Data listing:
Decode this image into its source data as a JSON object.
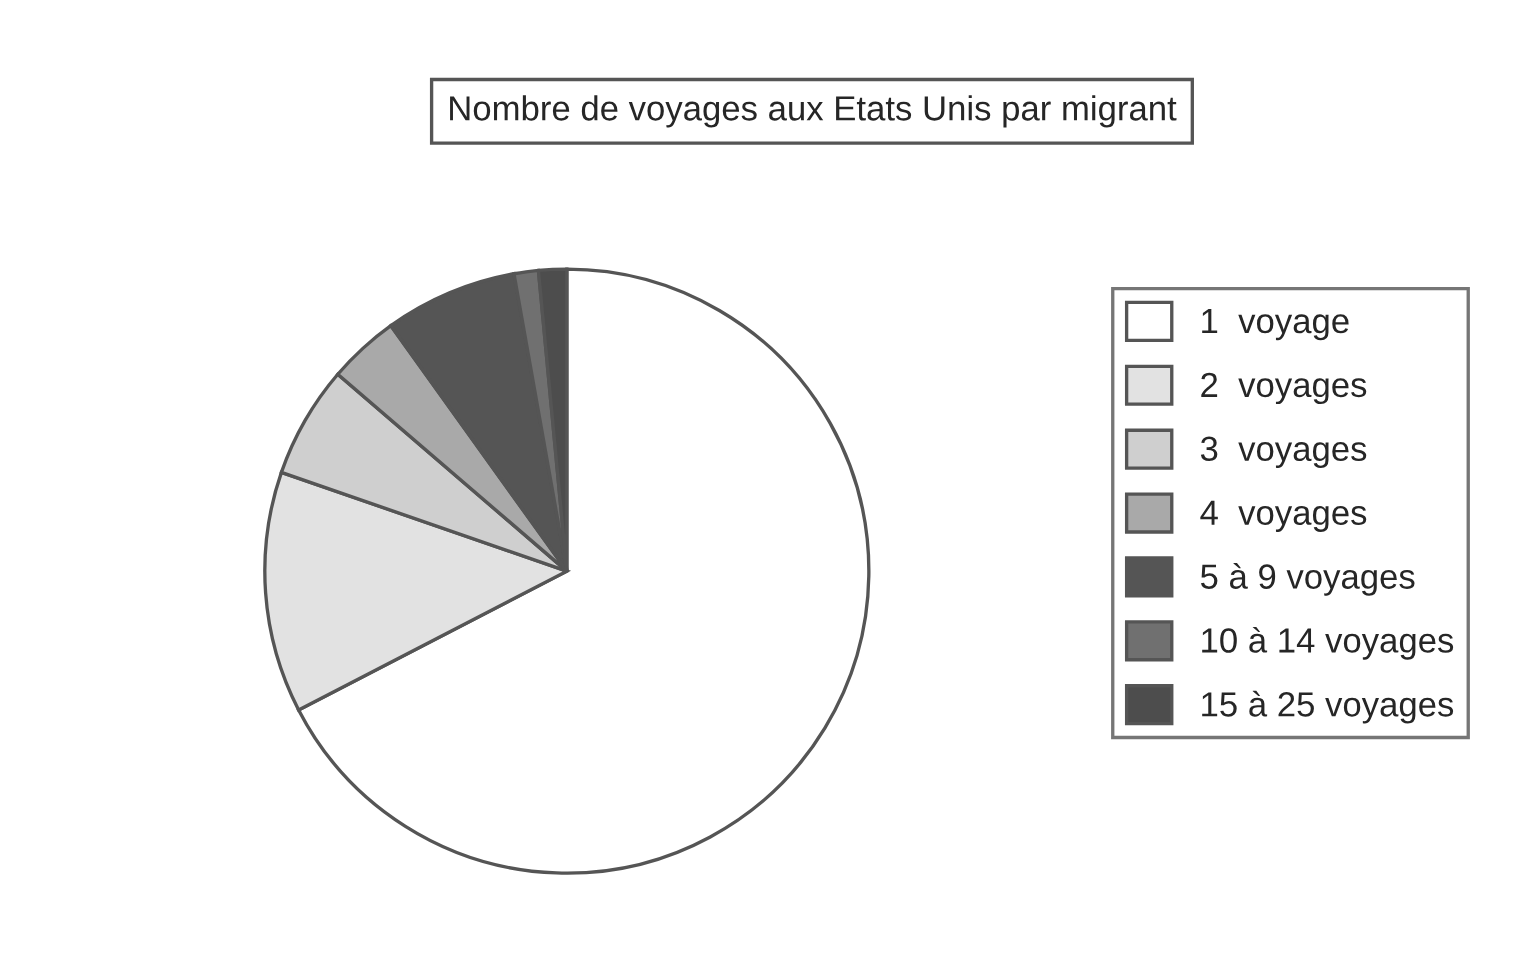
{
  "chart_data": {
    "type": "pie",
    "title": "Nombre de voyages aux Etats Unis par migrant",
    "categories": [
      "1  voyage",
      "2  voyages",
      "3  voyages",
      "4  voyages",
      "5 à 9 voyages",
      "10 à 14 voyages",
      "15 à 25 voyages"
    ],
    "values": [
      67.4,
      12.9,
      6.0,
      3.8,
      7.1,
      1.3,
      1.5
    ],
    "colors": [
      "#ffffff",
      "#e2e2e2",
      "#cfcfcf",
      "#a9a9a9",
      "#555555",
      "#707070",
      "#4d4d4d"
    ],
    "legend": "right"
  }
}
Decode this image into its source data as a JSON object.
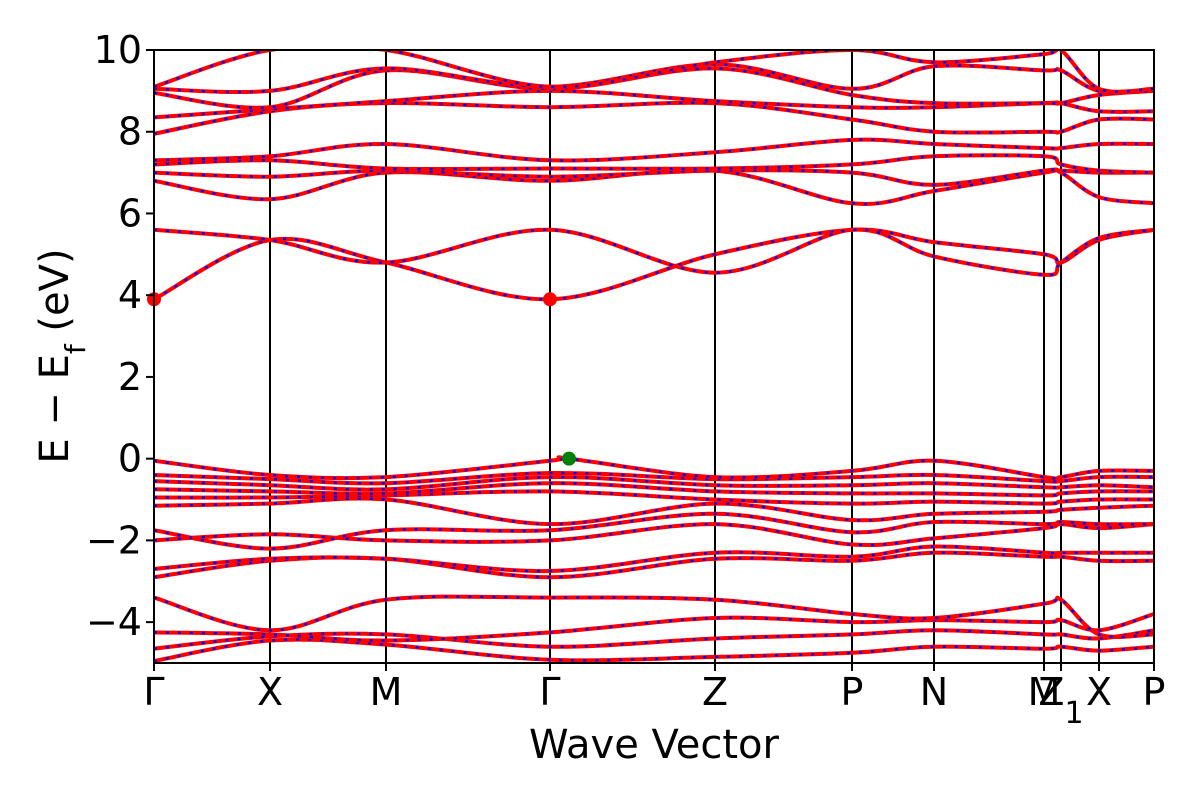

- _Given task_: Repeat the records in full, exactly as they appear, without the pictures.

- _Expected answer_:
Decode this image into its source data as a JSON object.
{
  "chart_data": {
    "type": "pie",
    "title": "Nombre de voyages aux Etats Unis par migrant",
    "categories": [
      "1  voyage",
      "2  voyages",
      "3  voyages",
      "4  voyages",
      "5 à 9 voyages",
      "10 à 14 voyages",
      "15 à 25 voyages"
    ],
    "values": [
      67.4,
      12.9,
      6.0,
      3.8,
      7.1,
      1.3,
      1.5
    ],
    "colors": [
      "#ffffff",
      "#e2e2e2",
      "#cfcfcf",
      "#a9a9a9",
      "#555555",
      "#707070",
      "#4d4d4d"
    ],
    "legend": "right"
  }
}
Decode this image into its source data as a JSON object.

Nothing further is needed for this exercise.